Aim:
Every record should be repeated exactly, except that pictures are left out.

Figure record extracts
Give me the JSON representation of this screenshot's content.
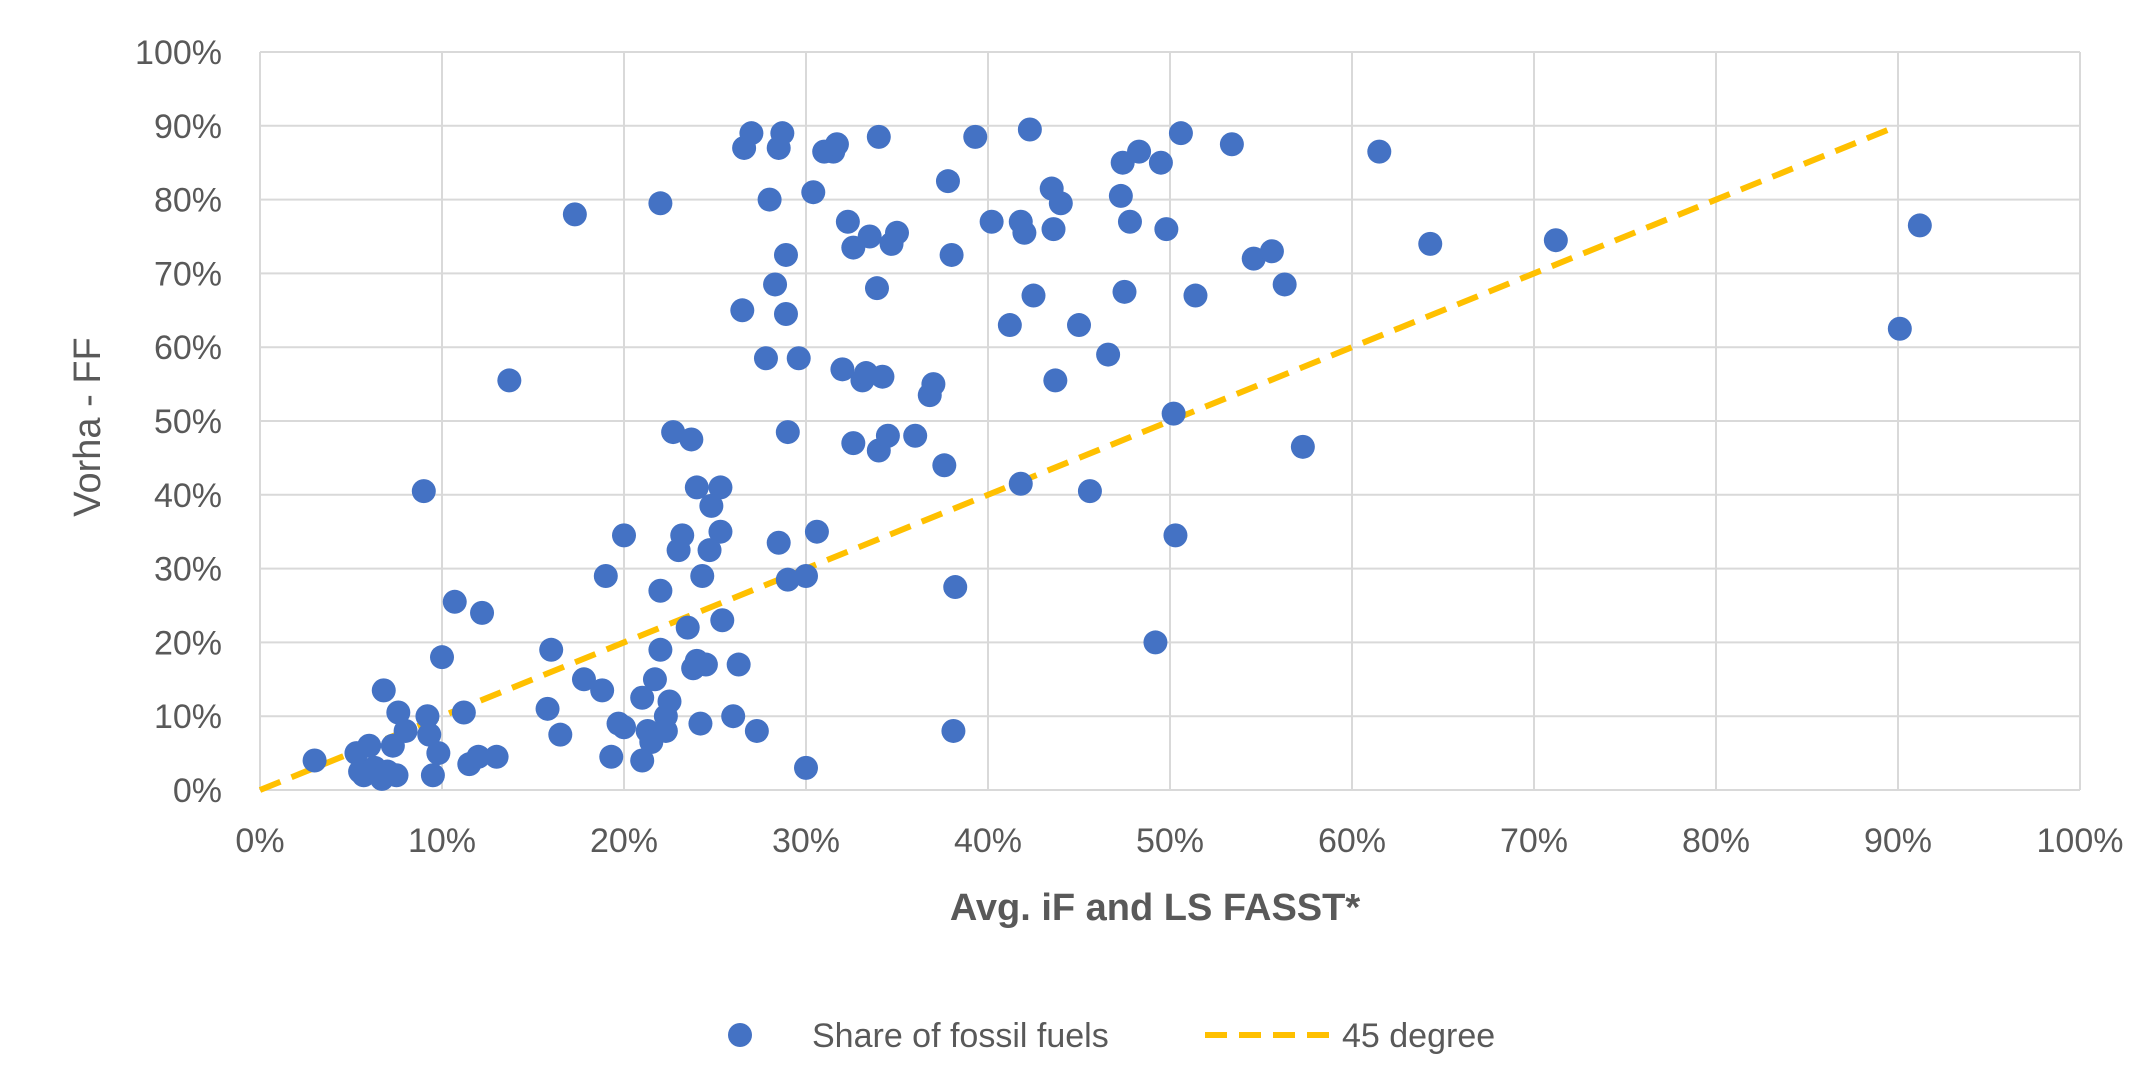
{
  "chart_data": {
    "type": "scatter",
    "title": "",
    "xlabel": "Avg. iF and LS FASST*",
    "ylabel": "Vorha - FF",
    "xlim": [
      0,
      1
    ],
    "ylim": [
      0,
      1
    ],
    "x_ticks": [
      "0%",
      "10%",
      "20%",
      "30%",
      "40%",
      "50%",
      "60%",
      "70%",
      "80%",
      "90%",
      "100%"
    ],
    "y_ticks": [
      "0%",
      "10%",
      "20%",
      "30%",
      "40%",
      "50%",
      "60%",
      "70%",
      "80%",
      "90%",
      "100%"
    ],
    "grid": true,
    "legend_position": "bottom",
    "colors": {
      "points": "#4472C4",
      "reference_line": "#FFC000",
      "grid": "#D9D9D9",
      "text": "#595959"
    },
    "series": [
      {
        "name": "Share of fossil fuels",
        "kind": "scatter",
        "points": [
          [
            0.03,
            0.04
          ],
          [
            0.053,
            0.05
          ],
          [
            0.055,
            0.025
          ],
          [
            0.057,
            0.02
          ],
          [
            0.06,
            0.06
          ],
          [
            0.063,
            0.03
          ],
          [
            0.067,
            0.015
          ],
          [
            0.068,
            0.135
          ],
          [
            0.07,
            0.025
          ],
          [
            0.073,
            0.06
          ],
          [
            0.075,
            0.02
          ],
          [
            0.076,
            0.105
          ],
          [
            0.08,
            0.08
          ],
          [
            0.09,
            0.405
          ],
          [
            0.092,
            0.1
          ],
          [
            0.093,
            0.075
          ],
          [
            0.095,
            0.02
          ],
          [
            0.098,
            0.05
          ],
          [
            0.1,
            0.18
          ],
          [
            0.107,
            0.255
          ],
          [
            0.112,
            0.105
          ],
          [
            0.115,
            0.035
          ],
          [
            0.12,
            0.045
          ],
          [
            0.122,
            0.24
          ],
          [
            0.13,
            0.045
          ],
          [
            0.137,
            0.555
          ],
          [
            0.158,
            0.11
          ],
          [
            0.16,
            0.19
          ],
          [
            0.165,
            0.075
          ],
          [
            0.173,
            0.78
          ],
          [
            0.178,
            0.15
          ],
          [
            0.188,
            0.135
          ],
          [
            0.19,
            0.29
          ],
          [
            0.193,
            0.045
          ],
          [
            0.197,
            0.09
          ],
          [
            0.2,
            0.345
          ],
          [
            0.2,
            0.085
          ],
          [
            0.21,
            0.125
          ],
          [
            0.21,
            0.04
          ],
          [
            0.213,
            0.08
          ],
          [
            0.215,
            0.065
          ],
          [
            0.217,
            0.15
          ],
          [
            0.22,
            0.19
          ],
          [
            0.22,
            0.27
          ],
          [
            0.22,
            0.795
          ],
          [
            0.223,
            0.1
          ],
          [
            0.223,
            0.08
          ],
          [
            0.225,
            0.12
          ],
          [
            0.227,
            0.485
          ],
          [
            0.23,
            0.325
          ],
          [
            0.232,
            0.345
          ],
          [
            0.235,
            0.22
          ],
          [
            0.237,
            0.475
          ],
          [
            0.238,
            0.165
          ],
          [
            0.24,
            0.41
          ],
          [
            0.24,
            0.175
          ],
          [
            0.242,
            0.09
          ],
          [
            0.243,
            0.29
          ],
          [
            0.245,
            0.17
          ],
          [
            0.247,
            0.325
          ],
          [
            0.248,
            0.385
          ],
          [
            0.253,
            0.41
          ],
          [
            0.253,
            0.35
          ],
          [
            0.254,
            0.23
          ],
          [
            0.26,
            0.1
          ],
          [
            0.263,
            0.17
          ],
          [
            0.265,
            0.65
          ],
          [
            0.266,
            0.87
          ],
          [
            0.27,
            0.89
          ],
          [
            0.273,
            0.08
          ],
          [
            0.278,
            0.585
          ],
          [
            0.28,
            0.8
          ],
          [
            0.283,
            0.685
          ],
          [
            0.285,
            0.335
          ],
          [
            0.285,
            0.87
          ],
          [
            0.287,
            0.89
          ],
          [
            0.289,
            0.645
          ],
          [
            0.289,
            0.725
          ],
          [
            0.29,
            0.485
          ],
          [
            0.29,
            0.285
          ],
          [
            0.296,
            0.585
          ],
          [
            0.3,
            0.29
          ],
          [
            0.3,
            0.03
          ],
          [
            0.304,
            0.81
          ],
          [
            0.306,
            0.35
          ],
          [
            0.31,
            0.865
          ],
          [
            0.315,
            0.865
          ],
          [
            0.317,
            0.875
          ],
          [
            0.32,
            0.57
          ],
          [
            0.323,
            0.77
          ],
          [
            0.326,
            0.47
          ],
          [
            0.326,
            0.735
          ],
          [
            0.331,
            0.555
          ],
          [
            0.333,
            0.565
          ],
          [
            0.335,
            0.75
          ],
          [
            0.339,
            0.68
          ],
          [
            0.34,
            0.46
          ],
          [
            0.34,
            0.885
          ],
          [
            0.342,
            0.56
          ],
          [
            0.345,
            0.48
          ],
          [
            0.347,
            0.74
          ],
          [
            0.35,
            0.755
          ],
          [
            0.36,
            0.48
          ],
          [
            0.368,
            0.535
          ],
          [
            0.37,
            0.55
          ],
          [
            0.376,
            0.44
          ],
          [
            0.378,
            0.825
          ],
          [
            0.38,
            0.725
          ],
          [
            0.381,
            0.08
          ],
          [
            0.382,
            0.275
          ],
          [
            0.393,
            0.885
          ],
          [
            0.402,
            0.77
          ],
          [
            0.412,
            0.63
          ],
          [
            0.418,
            0.415
          ],
          [
            0.418,
            0.77
          ],
          [
            0.42,
            0.755
          ],
          [
            0.423,
            0.895
          ],
          [
            0.425,
            0.67
          ],
          [
            0.435,
            0.815
          ],
          [
            0.436,
            0.76
          ],
          [
            0.437,
            0.555
          ],
          [
            0.44,
            0.795
          ],
          [
            0.45,
            0.63
          ],
          [
            0.456,
            0.405
          ],
          [
            0.466,
            0.59
          ],
          [
            0.473,
            0.805
          ],
          [
            0.474,
            0.85
          ],
          [
            0.475,
            0.675
          ],
          [
            0.478,
            0.77
          ],
          [
            0.483,
            0.865
          ],
          [
            0.492,
            0.2
          ],
          [
            0.495,
            0.85
          ],
          [
            0.498,
            0.76
          ],
          [
            0.502,
            0.51
          ],
          [
            0.503,
            0.345
          ],
          [
            0.506,
            0.89
          ],
          [
            0.514,
            0.67
          ],
          [
            0.534,
            0.875
          ],
          [
            0.546,
            0.72
          ],
          [
            0.556,
            0.73
          ],
          [
            0.563,
            0.685
          ],
          [
            0.573,
            0.465
          ],
          [
            0.615,
            0.865
          ],
          [
            0.643,
            0.74
          ],
          [
            0.712,
            0.745
          ],
          [
            0.901,
            0.625
          ],
          [
            0.912,
            0.765
          ]
        ]
      },
      {
        "name": "45 degree",
        "kind": "line",
        "dashed": true,
        "points": [
          [
            0,
            0
          ],
          [
            0.9,
            0.9
          ]
        ]
      }
    ]
  }
}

Exercise solution:
Give me the JSON representation of this screenshot's content.
{
  "chart_data": {
    "type": "scatter",
    "title": "",
    "xlabel": "Avg. iF and LS FASST*",
    "ylabel": "Vorha - FF",
    "xlim": [
      0,
      1
    ],
    "ylim": [
      0,
      1
    ],
    "x_ticks": [
      "0%",
      "10%",
      "20%",
      "30%",
      "40%",
      "50%",
      "60%",
      "70%",
      "80%",
      "90%",
      "100%"
    ],
    "y_ticks": [
      "0%",
      "10%",
      "20%",
      "30%",
      "40%",
      "50%",
      "60%",
      "70%",
      "80%",
      "90%",
      "100%"
    ],
    "grid": true,
    "legend_position": "bottom",
    "colors": {
      "points": "#4472C4",
      "reference_line": "#FFC000",
      "grid": "#D9D9D9",
      "text": "#595959"
    },
    "series": [
      {
        "name": "Share of fossil fuels",
        "kind": "scatter",
        "points": [
          [
            0.03,
            0.04
          ],
          [
            0.053,
            0.05
          ],
          [
            0.055,
            0.025
          ],
          [
            0.057,
            0.02
          ],
          [
            0.06,
            0.06
          ],
          [
            0.063,
            0.03
          ],
          [
            0.067,
            0.015
          ],
          [
            0.068,
            0.135
          ],
          [
            0.07,
            0.025
          ],
          [
            0.073,
            0.06
          ],
          [
            0.075,
            0.02
          ],
          [
            0.076,
            0.105
          ],
          [
            0.08,
            0.08
          ],
          [
            0.09,
            0.405
          ],
          [
            0.092,
            0.1
          ],
          [
            0.093,
            0.075
          ],
          [
            0.095,
            0.02
          ],
          [
            0.098,
            0.05
          ],
          [
            0.1,
            0.18
          ],
          [
            0.107,
            0.255
          ],
          [
            0.112,
            0.105
          ],
          [
            0.115,
            0.035
          ],
          [
            0.12,
            0.045
          ],
          [
            0.122,
            0.24
          ],
          [
            0.13,
            0.045
          ],
          [
            0.137,
            0.555
          ],
          [
            0.158,
            0.11
          ],
          [
            0.16,
            0.19
          ],
          [
            0.165,
            0.075
          ],
          [
            0.173,
            0.78
          ],
          [
            0.178,
            0.15
          ],
          [
            0.188,
            0.135
          ],
          [
            0.19,
            0.29
          ],
          [
            0.193,
            0.045
          ],
          [
            0.197,
            0.09
          ],
          [
            0.2,
            0.345
          ],
          [
            0.2,
            0.085
          ],
          [
            0.21,
            0.125
          ],
          [
            0.21,
            0.04
          ],
          [
            0.213,
            0.08
          ],
          [
            0.215,
            0.065
          ],
          [
            0.217,
            0.15
          ],
          [
            0.22,
            0.19
          ],
          [
            0.22,
            0.27
          ],
          [
            0.22,
            0.795
          ],
          [
            0.223,
            0.1
          ],
          [
            0.223,
            0.08
          ],
          [
            0.225,
            0.12
          ],
          [
            0.227,
            0.485
          ],
          [
            0.23,
            0.325
          ],
          [
            0.232,
            0.345
          ],
          [
            0.235,
            0.22
          ],
          [
            0.237,
            0.475
          ],
          [
            0.238,
            0.165
          ],
          [
            0.24,
            0.41
          ],
          [
            0.24,
            0.175
          ],
          [
            0.242,
            0.09
          ],
          [
            0.243,
            0.29
          ],
          [
            0.245,
            0.17
          ],
          [
            0.247,
            0.325
          ],
          [
            0.248,
            0.385
          ],
          [
            0.253,
            0.41
          ],
          [
            0.253,
            0.35
          ],
          [
            0.254,
            0.23
          ],
          [
            0.26,
            0.1
          ],
          [
            0.263,
            0.17
          ],
          [
            0.265,
            0.65
          ],
          [
            0.266,
            0.87
          ],
          [
            0.27,
            0.89
          ],
          [
            0.273,
            0.08
          ],
          [
            0.278,
            0.585
          ],
          [
            0.28,
            0.8
          ],
          [
            0.283,
            0.685
          ],
          [
            0.285,
            0.335
          ],
          [
            0.285,
            0.87
          ],
          [
            0.287,
            0.89
          ],
          [
            0.289,
            0.645
          ],
          [
            0.289,
            0.725
          ],
          [
            0.29,
            0.485
          ],
          [
            0.29,
            0.285
          ],
          [
            0.296,
            0.585
          ],
          [
            0.3,
            0.29
          ],
          [
            0.3,
            0.03
          ],
          [
            0.304,
            0.81
          ],
          [
            0.306,
            0.35
          ],
          [
            0.31,
            0.865
          ],
          [
            0.315,
            0.865
          ],
          [
            0.317,
            0.875
          ],
          [
            0.32,
            0.57
          ],
          [
            0.323,
            0.77
          ],
          [
            0.326,
            0.47
          ],
          [
            0.326,
            0.735
          ],
          [
            0.331,
            0.555
          ],
          [
            0.333,
            0.565
          ],
          [
            0.335,
            0.75
          ],
          [
            0.339,
            0.68
          ],
          [
            0.34,
            0.46
          ],
          [
            0.34,
            0.885
          ],
          [
            0.342,
            0.56
          ],
          [
            0.345,
            0.48
          ],
          [
            0.347,
            0.74
          ],
          [
            0.35,
            0.755
          ],
          [
            0.36,
            0.48
          ],
          [
            0.368,
            0.535
          ],
          [
            0.37,
            0.55
          ],
          [
            0.376,
            0.44
          ],
          [
            0.378,
            0.825
          ],
          [
            0.38,
            0.725
          ],
          [
            0.381,
            0.08
          ],
          [
            0.382,
            0.275
          ],
          [
            0.393,
            0.885
          ],
          [
            0.402,
            0.77
          ],
          [
            0.412,
            0.63
          ],
          [
            0.418,
            0.415
          ],
          [
            0.418,
            0.77
          ],
          [
            0.42,
            0.755
          ],
          [
            0.423,
            0.895
          ],
          [
            0.425,
            0.67
          ],
          [
            0.435,
            0.815
          ],
          [
            0.436,
            0.76
          ],
          [
            0.437,
            0.555
          ],
          [
            0.44,
            0.795
          ],
          [
            0.45,
            0.63
          ],
          [
            0.456,
            0.405
          ],
          [
            0.466,
            0.59
          ],
          [
            0.473,
            0.805
          ],
          [
            0.474,
            0.85
          ],
          [
            0.475,
            0.675
          ],
          [
            0.478,
            0.77
          ],
          [
            0.483,
            0.865
          ],
          [
            0.492,
            0.2
          ],
          [
            0.495,
            0.85
          ],
          [
            0.498,
            0.76
          ],
          [
            0.502,
            0.51
          ],
          [
            0.503,
            0.345
          ],
          [
            0.506,
            0.89
          ],
          [
            0.514,
            0.67
          ],
          [
            0.534,
            0.875
          ],
          [
            0.546,
            0.72
          ],
          [
            0.556,
            0.73
          ],
          [
            0.563,
            0.685
          ],
          [
            0.573,
            0.465
          ],
          [
            0.615,
            0.865
          ],
          [
            0.643,
            0.74
          ],
          [
            0.712,
            0.745
          ],
          [
            0.901,
            0.625
          ],
          [
            0.912,
            0.765
          ]
        ]
      },
      {
        "name": "45 degree",
        "kind": "line",
        "dashed": true,
        "points": [
          [
            0,
            0
          ],
          [
            0.9,
            0.9
          ]
        ]
      }
    ]
  }
}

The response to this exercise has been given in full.